++++ Working data ++++

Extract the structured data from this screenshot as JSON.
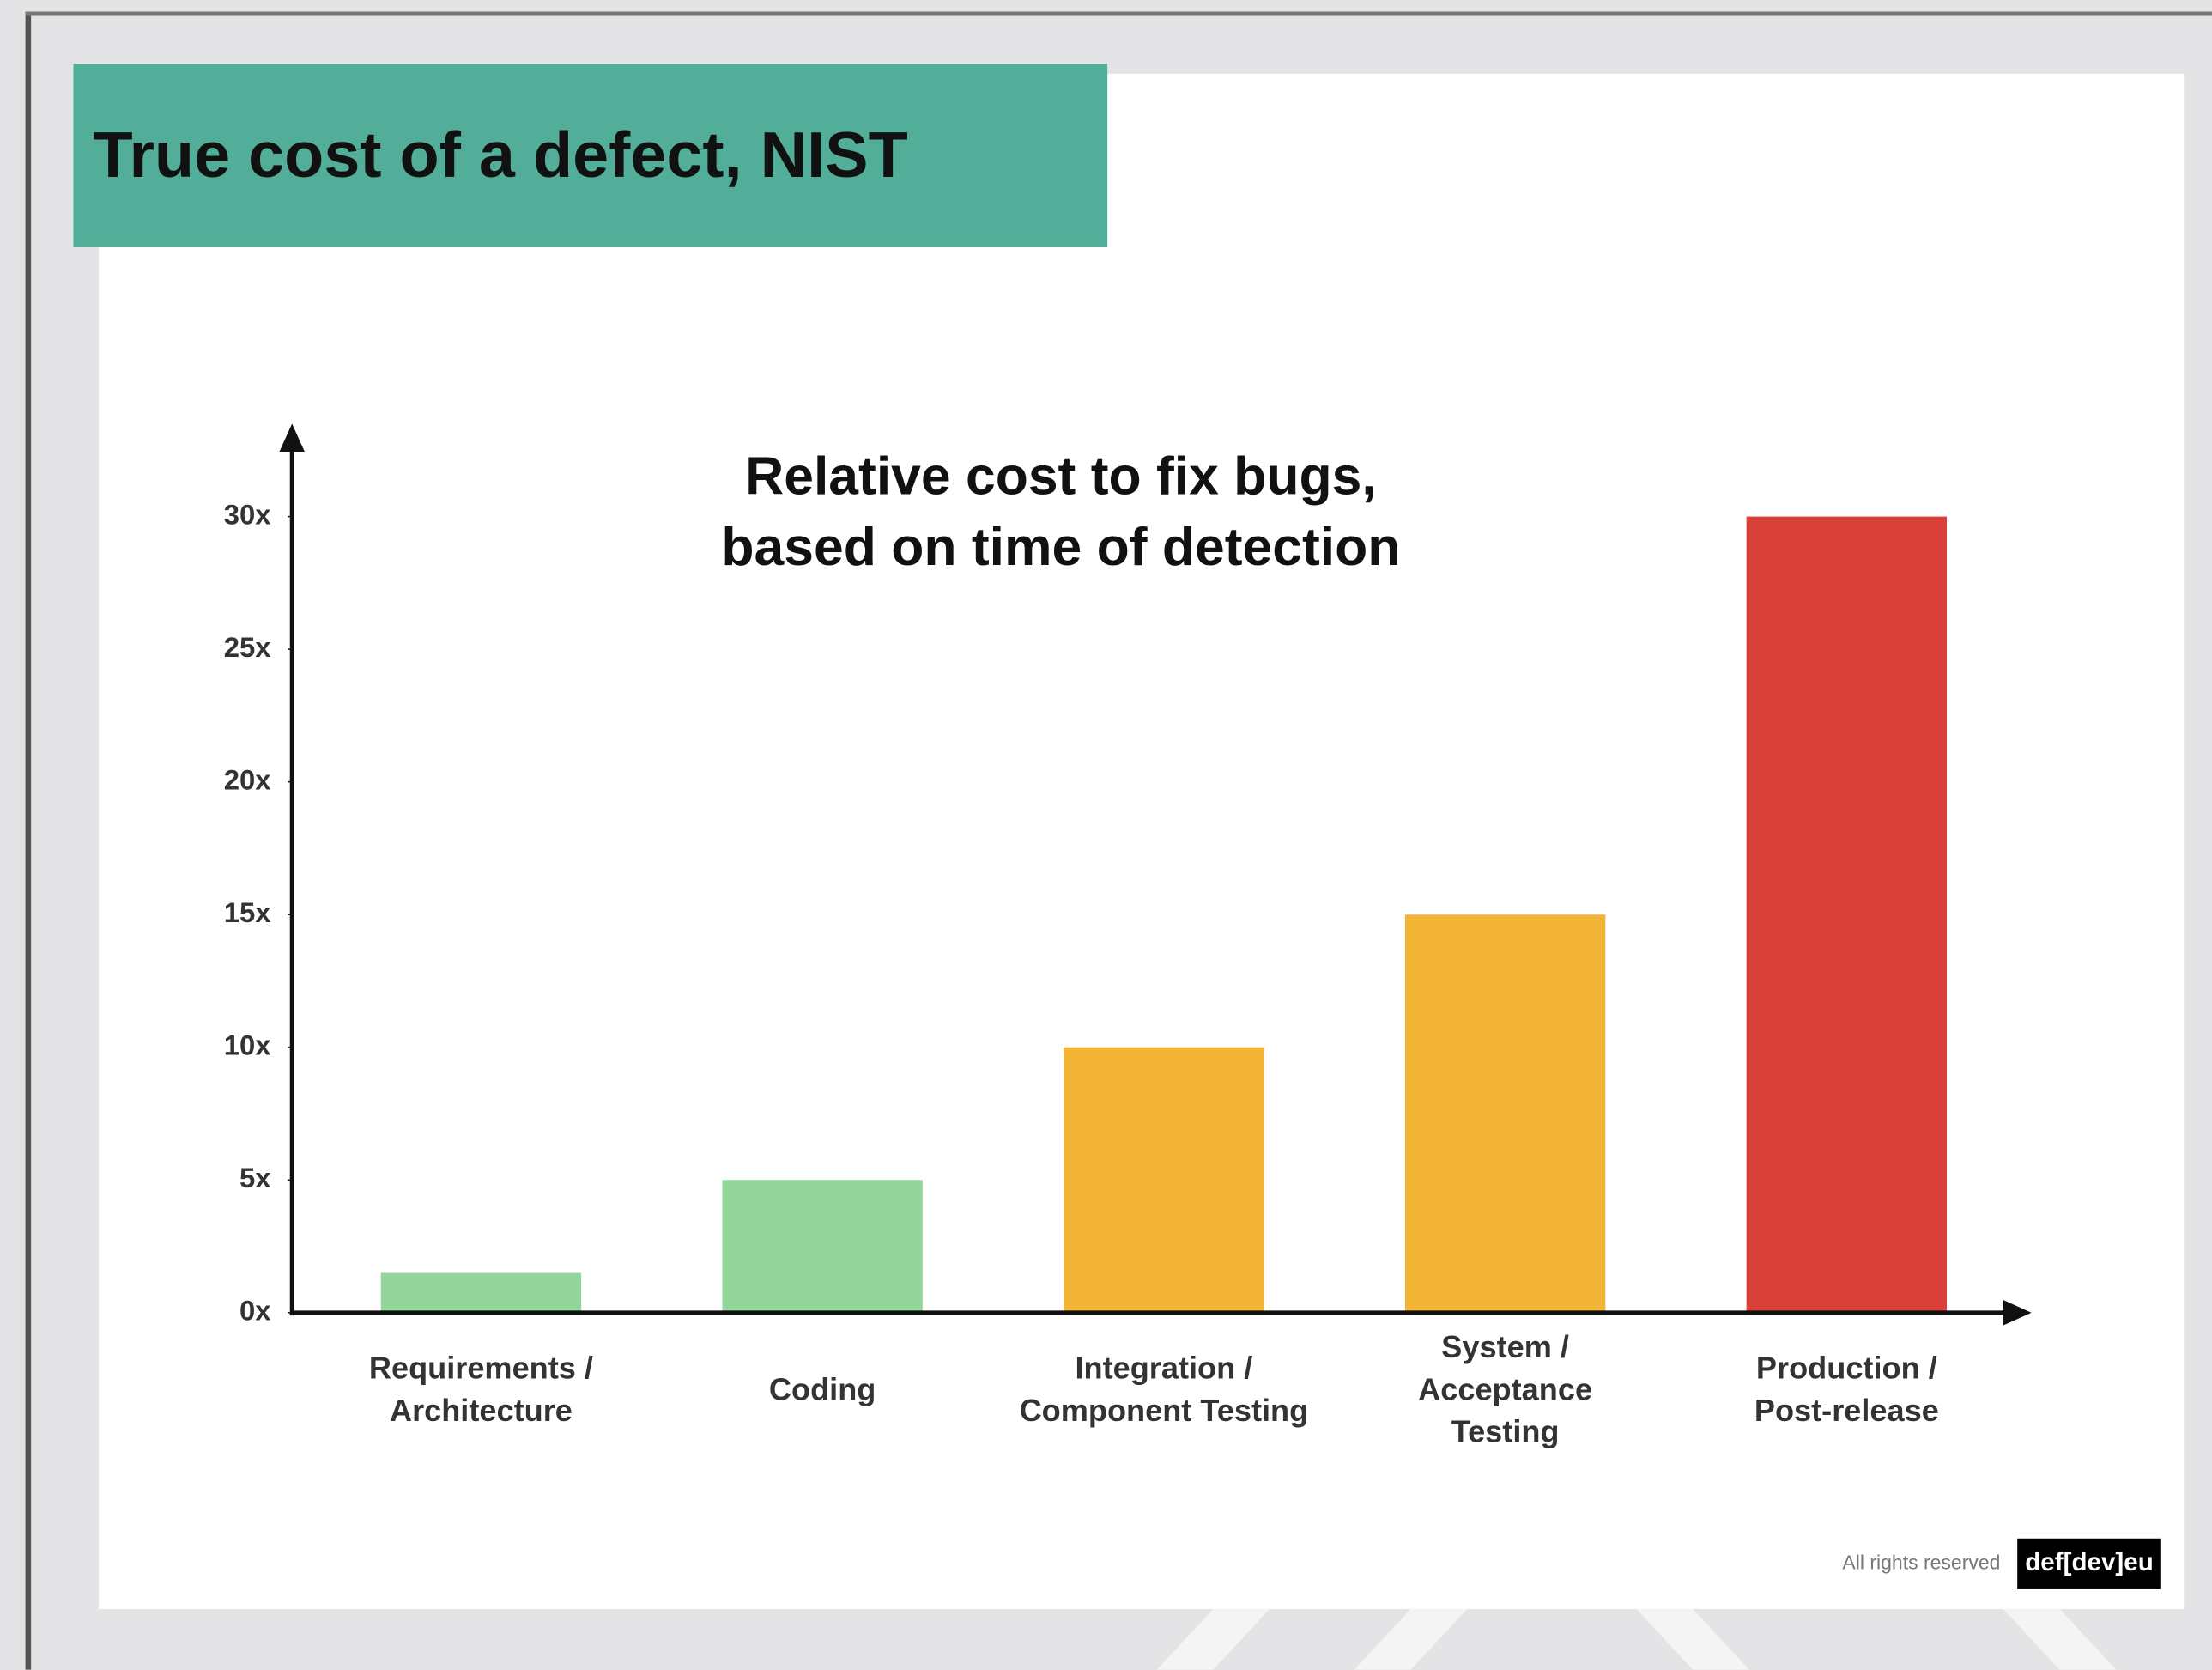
{
  "header": {
    "title": "True cost of a defect, NIST"
  },
  "chart_data": {
    "type": "bar",
    "title": [
      "Relative cost to fix bugs,",
      "based on time of detection"
    ],
    "categories": [
      [
        "Requirements /",
        "Architecture"
      ],
      [
        "Coding"
      ],
      [
        "Integration /",
        "Component Testing"
      ],
      [
        "System /",
        "Acceptance",
        "Testing"
      ],
      [
        "Production /",
        "Post-release"
      ]
    ],
    "values": [
      1.5,
      5,
      10,
      15,
      30
    ],
    "colors": [
      "#93d59a",
      "#93d59a",
      "#f2b435",
      "#f2b435",
      "#d9403a"
    ],
    "ylim": [
      0,
      33.5
    ],
    "yticks": [
      {
        "value": 0,
        "label": "0x"
      },
      {
        "value": 5,
        "label": "5x"
      },
      {
        "value": 10,
        "label": "10x"
      },
      {
        "value": 15,
        "label": "15x"
      },
      {
        "value": 20,
        "label": "20x"
      },
      {
        "value": 25,
        "label": "25x"
      },
      {
        "value": 30,
        "label": "30x"
      }
    ],
    "grid": false
  },
  "footer": {
    "rights": "All rights reserved",
    "logo": "def[dev]eu"
  }
}
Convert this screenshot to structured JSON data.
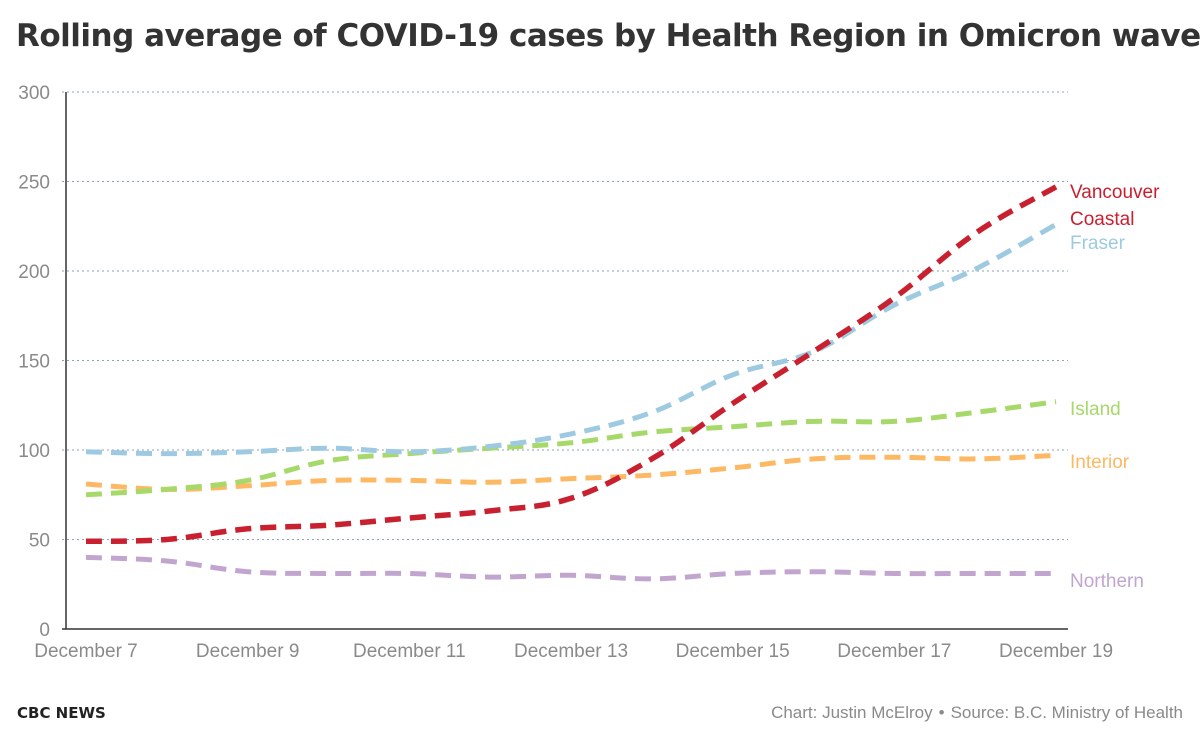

++++

* [Goal]: Write out the listing above exactly as it stands, pictures excluded.

* [Exercise solution]:
Extract the structured data from this screenshot as JSON.
{
  "header": {
    "title": "True cost of a defect, NIST"
  },
  "chart_data": {
    "type": "bar",
    "title": [
      "Relative cost to fix bugs,",
      "based on time of detection"
    ],
    "categories": [
      [
        "Requirements /",
        "Architecture"
      ],
      [
        "Coding"
      ],
      [
        "Integration /",
        "Component Testing"
      ],
      [
        "System /",
        "Acceptance",
        "Testing"
      ],
      [
        "Production /",
        "Post-release"
      ]
    ],
    "values": [
      1.5,
      5,
      10,
      15,
      30
    ],
    "colors": [
      "#93d59a",
      "#93d59a",
      "#f2b435",
      "#f2b435",
      "#d9403a"
    ],
    "ylim": [
      0,
      33.5
    ],
    "yticks": [
      {
        "value": 0,
        "label": "0x"
      },
      {
        "value": 5,
        "label": "5x"
      },
      {
        "value": 10,
        "label": "10x"
      },
      {
        "value": 15,
        "label": "15x"
      },
      {
        "value": 20,
        "label": "20x"
      },
      {
        "value": 25,
        "label": "25x"
      },
      {
        "value": 30,
        "label": "30x"
      }
    ],
    "grid": false
  },
  "footer": {
    "rights": "All rights reserved",
    "logo": "def[dev]eu"
  }
}
Convert this screenshot to structured JSON data.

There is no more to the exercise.